> EXERCISE TASK
Copy every line of the items below word for word, leaving nothing out and changing nothing.

Records from a collection:
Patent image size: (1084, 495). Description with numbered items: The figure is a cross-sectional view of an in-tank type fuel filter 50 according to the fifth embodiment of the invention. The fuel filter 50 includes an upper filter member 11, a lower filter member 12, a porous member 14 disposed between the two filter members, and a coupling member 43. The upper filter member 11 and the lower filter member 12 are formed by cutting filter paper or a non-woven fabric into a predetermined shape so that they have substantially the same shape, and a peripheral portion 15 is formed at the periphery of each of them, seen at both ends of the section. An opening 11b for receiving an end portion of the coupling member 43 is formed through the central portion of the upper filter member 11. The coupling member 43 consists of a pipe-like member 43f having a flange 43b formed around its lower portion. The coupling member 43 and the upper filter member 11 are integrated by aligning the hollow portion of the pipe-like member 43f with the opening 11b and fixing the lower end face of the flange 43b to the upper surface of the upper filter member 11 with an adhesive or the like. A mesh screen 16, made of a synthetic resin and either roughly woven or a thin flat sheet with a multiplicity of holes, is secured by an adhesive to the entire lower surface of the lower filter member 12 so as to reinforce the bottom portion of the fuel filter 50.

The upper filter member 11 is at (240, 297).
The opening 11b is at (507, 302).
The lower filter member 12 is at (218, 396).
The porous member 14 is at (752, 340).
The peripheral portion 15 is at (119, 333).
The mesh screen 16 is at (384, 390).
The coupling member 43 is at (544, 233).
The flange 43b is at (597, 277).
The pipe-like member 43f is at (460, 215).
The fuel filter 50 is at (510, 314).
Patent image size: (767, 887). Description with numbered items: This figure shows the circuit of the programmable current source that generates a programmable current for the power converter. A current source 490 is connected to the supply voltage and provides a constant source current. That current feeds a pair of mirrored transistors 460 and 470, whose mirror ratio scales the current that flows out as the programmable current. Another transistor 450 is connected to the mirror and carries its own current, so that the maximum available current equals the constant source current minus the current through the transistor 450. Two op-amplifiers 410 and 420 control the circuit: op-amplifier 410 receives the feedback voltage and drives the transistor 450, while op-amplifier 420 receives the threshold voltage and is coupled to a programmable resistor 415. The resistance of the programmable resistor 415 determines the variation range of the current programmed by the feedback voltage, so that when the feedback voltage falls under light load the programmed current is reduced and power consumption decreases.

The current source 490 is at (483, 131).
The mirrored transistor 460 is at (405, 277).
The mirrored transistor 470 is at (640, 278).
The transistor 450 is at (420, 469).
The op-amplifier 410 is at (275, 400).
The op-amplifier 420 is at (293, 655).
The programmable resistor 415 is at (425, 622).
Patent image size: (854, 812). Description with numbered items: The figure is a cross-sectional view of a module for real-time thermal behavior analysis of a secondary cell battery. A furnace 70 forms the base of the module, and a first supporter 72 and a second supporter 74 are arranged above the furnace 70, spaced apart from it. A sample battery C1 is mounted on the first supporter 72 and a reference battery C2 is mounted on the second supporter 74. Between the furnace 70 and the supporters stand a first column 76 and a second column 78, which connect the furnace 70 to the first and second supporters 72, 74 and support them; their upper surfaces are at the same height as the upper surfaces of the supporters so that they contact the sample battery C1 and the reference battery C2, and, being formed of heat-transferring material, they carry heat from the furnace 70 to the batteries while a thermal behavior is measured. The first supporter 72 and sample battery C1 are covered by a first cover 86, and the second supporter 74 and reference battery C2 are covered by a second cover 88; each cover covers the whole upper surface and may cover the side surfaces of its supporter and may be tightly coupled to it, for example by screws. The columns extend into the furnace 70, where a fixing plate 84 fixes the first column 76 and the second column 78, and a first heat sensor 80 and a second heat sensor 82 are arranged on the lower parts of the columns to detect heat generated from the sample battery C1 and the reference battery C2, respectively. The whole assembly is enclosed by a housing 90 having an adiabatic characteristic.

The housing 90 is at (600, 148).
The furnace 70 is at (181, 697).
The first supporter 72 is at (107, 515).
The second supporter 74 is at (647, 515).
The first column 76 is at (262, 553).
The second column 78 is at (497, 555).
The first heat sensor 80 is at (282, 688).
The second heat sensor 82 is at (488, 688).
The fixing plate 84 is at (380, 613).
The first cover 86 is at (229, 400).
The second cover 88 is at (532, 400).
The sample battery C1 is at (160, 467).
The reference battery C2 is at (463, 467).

> ANSWER
Patent image size: (1084, 495). Description with numbered items: The figure is a cross-sectional view of an in-tank type fuel filter 50 according to the fifth embodiment of the invention. The fuel filter 50 includes an upper filter member 11, a lower filter member 12, a porous member 14 disposed between the two filter members, and a coupling member 43. The upper filter member 11 and the lower filter member 12 are formed by cutting filter paper or a non-woven fabric into a predetermined shape so that they have substantially the same shape, and a peripheral portion 15 is formed at the periphery of each of them, seen at both ends of the section. An opening 11b for receiving an end portion of the coupling member 43 is formed through the central portion of the upper filter member 11. The coupling member 43 consists of a pipe-like member 43f having a flange 43b formed around its lower portion. The coupling member 43 and the upper filter member 11 are integrated by aligning the hollow portion of the pipe-like member 43f with the opening 11b and fixing the lower end face of the flange 43b to the upper surface of the upper filter member 11 with an adhesive or the like. A mesh screen 16, made of a synthetic resin and either roughly woven or a thin flat sheet with a multiplicity of holes, is secured by an adhesive to the entire lower surface of the lower filter member 12 so as to reinforce the bottom portion of the fuel filter 50.

The upper filter member 11 is at (240, 297).
The opening 11b is at (507, 302).
The lower filter member 12 is at (218, 396).
The porous member 14 is at (752, 340).
The peripheral portion 15 is at (119, 333).
The mesh screen 16 is at (384, 390).
The coupling member 43 is at (544, 233).
The flange 43b is at (597, 277).
The pipe-like member 43f is at (460, 215).
The fuel filter 50 is at (510, 314).
Patent image size: (767, 887). Description with numbered items: This figure shows the circuit of the programmable current source that generates a programmable current for the power converter. A current source 490 is connected to the supply voltage and provides a constant source current. That current feeds a pair of mirrored transistors 460 and 470, whose mirror ratio scales the current that flows out as the programmable current. Another transistor 450 is connected to the mirror and carries its own current, so that the maximum available current equals the constant source current minus the current through the transistor 450. Two op-amplifiers 410 and 420 control the circuit: op-amplifier 410 receives the feedback voltage and drives the transistor 450, while op-amplifier 420 receives the threshold voltage and is coupled to a programmable resistor 415. The resistance of the programmable resistor 415 determines the variation range of the current programmed by the feedback voltage, so that when the feedback voltage falls under light load the programmed current is reduced and power consumption decreases.

The current source 490 is at (483, 131).
The mirrored transistor 460 is at (405, 277).
The mirrored transistor 470 is at (640, 278).
The transistor 450 is at (420, 469).
The op-amplifier 410 is at (275, 400).
The op-amplifier 420 is at (293, 655).
The programmable resistor 415 is at (425, 622).
Patent image size: (854, 812). Description with numbered items: The figure is a cross-sectional view of a module for real-time thermal behavior analysis of a secondary cell battery. A furnace 70 forms the base of the module, and a first supporter 72 and a second supporter 74 are arranged above the furnace 70, spaced apart from it. A sample battery C1 is mounted on the first supporter 72 and a reference battery C2 is mounted on the second supporter 74. Between the furnace 70 and the supporters stand a first column 76 and a second column 78, which connect the furnace 70 to the first and second supporters 72, 74 and support them; their upper surfaces are at the same height as the upper surfaces of the supporters so that they contact the sample battery C1 and the reference battery C2, and, being formed of heat-transferring material, they carry heat from the furnace 70 to the batteries while a thermal behavior is measured. The first supporter 72 and sample battery C1 are covered by a first cover 86, and the second supporter 74 and reference battery C2 are covered by a second cover 88; each cover covers the whole upper surface and may cover the side surfaces of its supporter and may be tightly coupled to it, for example by screws. The columns extend into the furnace 70, where a fixing plate 84 fixes the first column 76 and the second column 78, and a first heat sensor 80 and a second heat sensor 82 are arranged on the lower parts of the columns to detect heat generated from the sample battery C1 and the reference battery C2, respectively. The whole assembly is enclosed by a housing 90 having an adiabatic characteristic.

The housing 90 is at (600, 148).
The furnace 70 is at (181, 697).
The first supporter 72 is at (107, 515).
The second supporter 74 is at (647, 515).
The first column 76 is at (262, 553).
The second column 78 is at (497, 555).
The first heat sensor 80 is at (282, 688).
The second heat sensor 82 is at (488, 688).
The fixing plate 84 is at (380, 613).
The first cover 86 is at (229, 400).
The second cover 88 is at (532, 400).
The sample battery C1 is at (160, 467).
The reference battery C2 is at (463, 467).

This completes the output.